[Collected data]
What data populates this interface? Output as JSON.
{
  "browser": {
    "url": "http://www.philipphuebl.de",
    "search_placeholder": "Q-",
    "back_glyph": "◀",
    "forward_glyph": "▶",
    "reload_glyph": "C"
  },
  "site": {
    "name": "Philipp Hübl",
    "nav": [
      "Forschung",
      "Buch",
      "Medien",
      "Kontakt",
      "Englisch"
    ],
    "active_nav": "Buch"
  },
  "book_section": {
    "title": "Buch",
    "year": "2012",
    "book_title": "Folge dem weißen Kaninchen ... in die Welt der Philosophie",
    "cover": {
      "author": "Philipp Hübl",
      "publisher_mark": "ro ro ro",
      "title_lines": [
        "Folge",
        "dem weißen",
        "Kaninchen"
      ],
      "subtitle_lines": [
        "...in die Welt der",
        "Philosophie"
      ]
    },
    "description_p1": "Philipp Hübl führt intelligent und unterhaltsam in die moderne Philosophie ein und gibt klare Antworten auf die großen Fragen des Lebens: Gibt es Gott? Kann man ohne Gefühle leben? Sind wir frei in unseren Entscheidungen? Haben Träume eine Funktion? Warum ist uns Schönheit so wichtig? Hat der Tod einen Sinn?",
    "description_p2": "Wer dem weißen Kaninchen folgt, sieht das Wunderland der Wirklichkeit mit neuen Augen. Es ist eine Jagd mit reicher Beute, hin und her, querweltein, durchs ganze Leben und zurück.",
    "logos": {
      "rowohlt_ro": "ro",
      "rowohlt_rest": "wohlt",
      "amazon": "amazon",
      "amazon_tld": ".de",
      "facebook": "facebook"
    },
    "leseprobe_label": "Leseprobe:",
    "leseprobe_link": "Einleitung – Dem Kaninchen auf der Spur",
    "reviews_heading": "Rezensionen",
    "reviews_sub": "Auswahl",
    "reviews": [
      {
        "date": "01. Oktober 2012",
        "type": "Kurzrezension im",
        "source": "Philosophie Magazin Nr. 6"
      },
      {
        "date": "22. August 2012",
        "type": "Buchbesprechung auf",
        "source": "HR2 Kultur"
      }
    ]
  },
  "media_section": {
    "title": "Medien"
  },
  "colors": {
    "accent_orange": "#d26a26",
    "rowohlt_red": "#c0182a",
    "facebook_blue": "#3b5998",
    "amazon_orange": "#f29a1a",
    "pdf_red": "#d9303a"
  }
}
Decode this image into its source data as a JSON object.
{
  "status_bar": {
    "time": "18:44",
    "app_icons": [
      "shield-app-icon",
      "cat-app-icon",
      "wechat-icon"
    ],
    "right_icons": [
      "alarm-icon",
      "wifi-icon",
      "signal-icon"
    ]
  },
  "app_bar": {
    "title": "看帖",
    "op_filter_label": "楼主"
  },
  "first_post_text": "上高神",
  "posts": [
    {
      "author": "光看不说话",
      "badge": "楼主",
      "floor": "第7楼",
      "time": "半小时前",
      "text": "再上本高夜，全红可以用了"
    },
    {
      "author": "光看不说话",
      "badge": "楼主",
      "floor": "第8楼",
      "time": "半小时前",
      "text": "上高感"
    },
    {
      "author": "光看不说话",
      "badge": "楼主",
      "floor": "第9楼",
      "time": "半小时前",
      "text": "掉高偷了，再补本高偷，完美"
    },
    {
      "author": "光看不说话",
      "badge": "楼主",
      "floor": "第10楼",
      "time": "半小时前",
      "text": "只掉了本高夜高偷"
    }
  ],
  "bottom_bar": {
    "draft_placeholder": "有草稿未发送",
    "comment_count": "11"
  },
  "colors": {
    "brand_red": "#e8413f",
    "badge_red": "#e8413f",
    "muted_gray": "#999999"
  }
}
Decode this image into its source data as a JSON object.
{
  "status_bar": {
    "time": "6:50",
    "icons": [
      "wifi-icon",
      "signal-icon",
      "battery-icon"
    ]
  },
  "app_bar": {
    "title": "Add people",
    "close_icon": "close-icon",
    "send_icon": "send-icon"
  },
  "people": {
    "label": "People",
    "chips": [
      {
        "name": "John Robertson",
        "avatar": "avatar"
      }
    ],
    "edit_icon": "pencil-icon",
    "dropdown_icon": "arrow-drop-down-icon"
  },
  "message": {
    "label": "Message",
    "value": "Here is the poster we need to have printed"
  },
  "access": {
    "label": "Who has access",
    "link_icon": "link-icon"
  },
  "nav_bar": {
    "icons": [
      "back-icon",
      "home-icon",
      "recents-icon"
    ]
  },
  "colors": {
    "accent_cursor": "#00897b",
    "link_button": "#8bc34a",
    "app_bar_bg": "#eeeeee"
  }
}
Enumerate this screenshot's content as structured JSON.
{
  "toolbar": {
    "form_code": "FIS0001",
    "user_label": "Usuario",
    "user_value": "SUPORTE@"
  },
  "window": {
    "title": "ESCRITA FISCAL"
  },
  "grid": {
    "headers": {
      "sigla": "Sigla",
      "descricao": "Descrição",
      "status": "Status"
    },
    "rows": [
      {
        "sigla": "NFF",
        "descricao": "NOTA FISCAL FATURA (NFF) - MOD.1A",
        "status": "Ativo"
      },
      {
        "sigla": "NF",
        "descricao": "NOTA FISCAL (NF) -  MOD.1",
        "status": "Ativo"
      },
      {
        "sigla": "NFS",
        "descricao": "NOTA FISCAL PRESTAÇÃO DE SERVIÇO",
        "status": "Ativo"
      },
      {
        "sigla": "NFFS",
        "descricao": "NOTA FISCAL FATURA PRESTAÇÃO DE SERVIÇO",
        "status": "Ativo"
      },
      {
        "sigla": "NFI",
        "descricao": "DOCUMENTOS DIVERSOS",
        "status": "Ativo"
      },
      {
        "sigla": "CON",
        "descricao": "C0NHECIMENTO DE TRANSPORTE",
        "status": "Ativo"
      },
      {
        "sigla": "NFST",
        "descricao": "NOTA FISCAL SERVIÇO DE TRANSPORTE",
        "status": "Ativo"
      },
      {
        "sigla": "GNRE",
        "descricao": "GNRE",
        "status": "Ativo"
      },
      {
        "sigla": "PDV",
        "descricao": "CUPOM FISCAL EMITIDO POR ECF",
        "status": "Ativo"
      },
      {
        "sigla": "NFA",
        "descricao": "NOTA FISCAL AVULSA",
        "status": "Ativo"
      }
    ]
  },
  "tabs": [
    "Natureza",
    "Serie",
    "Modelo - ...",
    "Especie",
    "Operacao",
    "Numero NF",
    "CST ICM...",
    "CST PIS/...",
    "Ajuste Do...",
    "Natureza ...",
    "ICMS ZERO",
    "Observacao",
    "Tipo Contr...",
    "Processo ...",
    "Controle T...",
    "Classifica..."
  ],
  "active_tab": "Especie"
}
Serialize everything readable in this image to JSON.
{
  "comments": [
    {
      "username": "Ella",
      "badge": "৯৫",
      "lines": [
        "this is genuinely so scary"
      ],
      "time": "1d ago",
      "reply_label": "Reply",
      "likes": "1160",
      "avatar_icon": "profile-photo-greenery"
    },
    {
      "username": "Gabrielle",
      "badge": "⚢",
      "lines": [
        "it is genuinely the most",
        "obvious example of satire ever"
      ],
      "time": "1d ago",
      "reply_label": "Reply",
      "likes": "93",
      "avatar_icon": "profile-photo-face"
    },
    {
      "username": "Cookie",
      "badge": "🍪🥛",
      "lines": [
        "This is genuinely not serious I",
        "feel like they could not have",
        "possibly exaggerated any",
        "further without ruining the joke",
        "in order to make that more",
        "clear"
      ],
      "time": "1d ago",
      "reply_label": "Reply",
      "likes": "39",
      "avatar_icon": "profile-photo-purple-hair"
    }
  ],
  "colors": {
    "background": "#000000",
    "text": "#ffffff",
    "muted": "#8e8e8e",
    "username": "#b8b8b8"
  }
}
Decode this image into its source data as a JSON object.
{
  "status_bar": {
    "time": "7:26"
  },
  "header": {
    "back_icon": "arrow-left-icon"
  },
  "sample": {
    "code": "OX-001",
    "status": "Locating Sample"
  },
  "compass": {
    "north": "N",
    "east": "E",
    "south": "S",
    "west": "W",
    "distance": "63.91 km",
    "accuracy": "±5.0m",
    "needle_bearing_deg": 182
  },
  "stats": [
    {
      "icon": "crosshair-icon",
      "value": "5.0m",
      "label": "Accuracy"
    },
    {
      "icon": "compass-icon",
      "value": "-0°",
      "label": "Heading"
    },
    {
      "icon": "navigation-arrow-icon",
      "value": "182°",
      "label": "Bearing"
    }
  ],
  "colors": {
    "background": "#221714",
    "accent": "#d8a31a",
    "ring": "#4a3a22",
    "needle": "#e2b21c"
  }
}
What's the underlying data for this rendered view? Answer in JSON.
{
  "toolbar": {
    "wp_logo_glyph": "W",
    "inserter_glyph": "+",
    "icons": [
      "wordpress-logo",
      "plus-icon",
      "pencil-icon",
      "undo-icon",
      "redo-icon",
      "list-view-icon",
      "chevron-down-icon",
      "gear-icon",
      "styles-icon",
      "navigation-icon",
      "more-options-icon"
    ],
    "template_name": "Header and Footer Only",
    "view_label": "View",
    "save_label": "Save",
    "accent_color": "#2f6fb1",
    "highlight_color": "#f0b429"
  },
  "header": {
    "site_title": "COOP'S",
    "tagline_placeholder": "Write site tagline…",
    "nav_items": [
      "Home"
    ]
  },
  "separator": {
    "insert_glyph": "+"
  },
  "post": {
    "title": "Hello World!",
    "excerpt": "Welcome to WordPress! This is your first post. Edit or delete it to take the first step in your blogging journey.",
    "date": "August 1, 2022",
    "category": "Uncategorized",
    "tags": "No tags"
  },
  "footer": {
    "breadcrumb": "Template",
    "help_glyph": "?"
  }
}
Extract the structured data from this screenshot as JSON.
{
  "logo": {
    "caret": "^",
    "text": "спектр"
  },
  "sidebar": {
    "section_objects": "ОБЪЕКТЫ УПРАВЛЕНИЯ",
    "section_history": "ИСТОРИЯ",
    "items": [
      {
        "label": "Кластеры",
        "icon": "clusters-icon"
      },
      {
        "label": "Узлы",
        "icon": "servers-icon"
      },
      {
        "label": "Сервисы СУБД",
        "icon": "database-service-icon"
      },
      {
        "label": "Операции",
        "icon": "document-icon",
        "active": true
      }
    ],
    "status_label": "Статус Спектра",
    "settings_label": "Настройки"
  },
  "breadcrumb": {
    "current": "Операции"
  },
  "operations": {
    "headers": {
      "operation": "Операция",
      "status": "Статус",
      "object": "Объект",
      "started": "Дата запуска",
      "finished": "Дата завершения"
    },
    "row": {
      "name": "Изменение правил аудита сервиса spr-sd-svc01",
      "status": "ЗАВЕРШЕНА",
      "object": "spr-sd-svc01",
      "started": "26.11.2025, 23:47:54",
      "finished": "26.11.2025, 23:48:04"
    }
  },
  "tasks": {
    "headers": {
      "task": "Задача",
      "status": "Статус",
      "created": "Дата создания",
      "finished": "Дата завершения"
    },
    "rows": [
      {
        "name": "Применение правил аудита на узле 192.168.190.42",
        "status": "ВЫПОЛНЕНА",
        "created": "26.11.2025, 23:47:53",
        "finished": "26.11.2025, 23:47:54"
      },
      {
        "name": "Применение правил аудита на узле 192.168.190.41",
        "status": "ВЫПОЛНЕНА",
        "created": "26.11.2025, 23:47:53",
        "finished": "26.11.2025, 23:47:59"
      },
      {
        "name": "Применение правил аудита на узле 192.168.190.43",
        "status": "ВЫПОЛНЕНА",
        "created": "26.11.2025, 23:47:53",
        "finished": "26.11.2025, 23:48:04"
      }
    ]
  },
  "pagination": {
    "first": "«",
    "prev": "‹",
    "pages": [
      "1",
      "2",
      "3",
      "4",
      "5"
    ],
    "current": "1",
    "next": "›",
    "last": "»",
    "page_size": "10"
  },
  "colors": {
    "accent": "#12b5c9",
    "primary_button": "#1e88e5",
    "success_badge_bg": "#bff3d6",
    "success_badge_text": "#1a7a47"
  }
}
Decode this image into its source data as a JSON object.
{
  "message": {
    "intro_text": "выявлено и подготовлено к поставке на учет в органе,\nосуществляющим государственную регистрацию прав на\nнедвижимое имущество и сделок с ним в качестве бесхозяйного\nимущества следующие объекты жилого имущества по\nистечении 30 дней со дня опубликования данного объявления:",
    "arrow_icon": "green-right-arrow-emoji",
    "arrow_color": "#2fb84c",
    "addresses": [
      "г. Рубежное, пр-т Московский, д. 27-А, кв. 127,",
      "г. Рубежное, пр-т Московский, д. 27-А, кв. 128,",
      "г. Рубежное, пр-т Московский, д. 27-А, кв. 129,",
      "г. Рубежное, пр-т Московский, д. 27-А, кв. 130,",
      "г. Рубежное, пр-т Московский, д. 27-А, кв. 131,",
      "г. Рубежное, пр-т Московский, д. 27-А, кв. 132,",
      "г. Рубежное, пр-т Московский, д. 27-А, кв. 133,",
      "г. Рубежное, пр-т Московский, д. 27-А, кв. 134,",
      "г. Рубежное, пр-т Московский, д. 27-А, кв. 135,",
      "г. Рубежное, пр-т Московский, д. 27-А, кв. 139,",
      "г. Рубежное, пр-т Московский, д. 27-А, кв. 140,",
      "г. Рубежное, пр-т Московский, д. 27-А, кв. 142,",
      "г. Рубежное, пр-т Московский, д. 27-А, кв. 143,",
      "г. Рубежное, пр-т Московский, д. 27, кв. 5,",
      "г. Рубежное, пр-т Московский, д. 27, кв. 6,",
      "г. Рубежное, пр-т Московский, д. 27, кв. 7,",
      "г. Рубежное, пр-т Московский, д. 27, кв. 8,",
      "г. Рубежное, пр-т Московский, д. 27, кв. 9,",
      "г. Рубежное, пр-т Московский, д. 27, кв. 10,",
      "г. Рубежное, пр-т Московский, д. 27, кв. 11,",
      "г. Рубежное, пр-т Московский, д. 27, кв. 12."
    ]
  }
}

DIRECTION:
Read the data above and count the lines that include "SERVIÇO". Answer only with the count.

FINAL RESULT:
3